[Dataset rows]
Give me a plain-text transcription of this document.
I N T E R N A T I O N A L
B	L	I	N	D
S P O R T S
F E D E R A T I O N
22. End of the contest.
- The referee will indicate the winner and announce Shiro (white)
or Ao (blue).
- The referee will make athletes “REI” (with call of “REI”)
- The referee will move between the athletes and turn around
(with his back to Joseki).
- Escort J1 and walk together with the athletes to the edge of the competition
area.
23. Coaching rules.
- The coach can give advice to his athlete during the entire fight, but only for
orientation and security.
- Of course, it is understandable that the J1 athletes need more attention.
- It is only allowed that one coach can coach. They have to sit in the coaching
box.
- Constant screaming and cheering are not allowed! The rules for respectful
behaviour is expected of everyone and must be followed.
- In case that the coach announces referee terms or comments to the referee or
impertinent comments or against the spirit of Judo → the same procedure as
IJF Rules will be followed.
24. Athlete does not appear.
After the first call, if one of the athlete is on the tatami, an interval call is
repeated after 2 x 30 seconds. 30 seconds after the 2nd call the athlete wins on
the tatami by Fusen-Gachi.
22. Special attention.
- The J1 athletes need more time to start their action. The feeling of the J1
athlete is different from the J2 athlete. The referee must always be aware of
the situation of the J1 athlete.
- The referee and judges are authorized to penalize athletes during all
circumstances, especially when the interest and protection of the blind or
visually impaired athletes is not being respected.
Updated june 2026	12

**WHAT TO DO:**
Make an exact copy of the data above.

**RESULT OF THIS TASK:**
Give me a plain-text transcription of this document.
I N T E R N A T I O N A L
B	L	I	N	D
S P O R T S
F E D E R A T I O N
22. End of the contest.
- The referee will indicate the winner and announce Shiro (white)
or Ao (blue).
- The referee will make athletes “REI” (with call of “REI”)
- The referee will move between the athletes and turn around
(with his back to Joseki).
- Escort J1 and walk together with the athletes to the edge of the competition
area.
23. Coaching rules.
- The coach can give advice to his athlete during the entire fight, but only for
orientation and security.
- Of course, it is understandable that the J1 athletes need more attention.
- It is only allowed that one coach can coach. They have to sit in the coaching
box.
- Constant screaming and cheering are not allowed! The rules for respectful
behaviour is expected of everyone and must be followed.
- In case that the coach announces referee terms or comments to the referee or
impertinent comments or against the spirit of Judo → the same procedure as
IJF Rules will be followed.
24. Athlete does not appear.
After the first call, if one of the athlete is on the tatami, an interval call is
repeated after 2 x 30 seconds. 30 seconds after the 2nd call the athlete wins on
the tatami by Fusen-Gachi.
22. Special attention.
- The J1 athletes need more time to start their action. The feeling of the J1
athlete is different from the J2 athlete. The referee must always be aware of
the situation of the J1 athlete.
- The referee and judges are authorized to penalize athletes during all
circumstances, especially when the interest and protection of the blind or
visually impaired athletes is not being respected.
Updated june 2026	12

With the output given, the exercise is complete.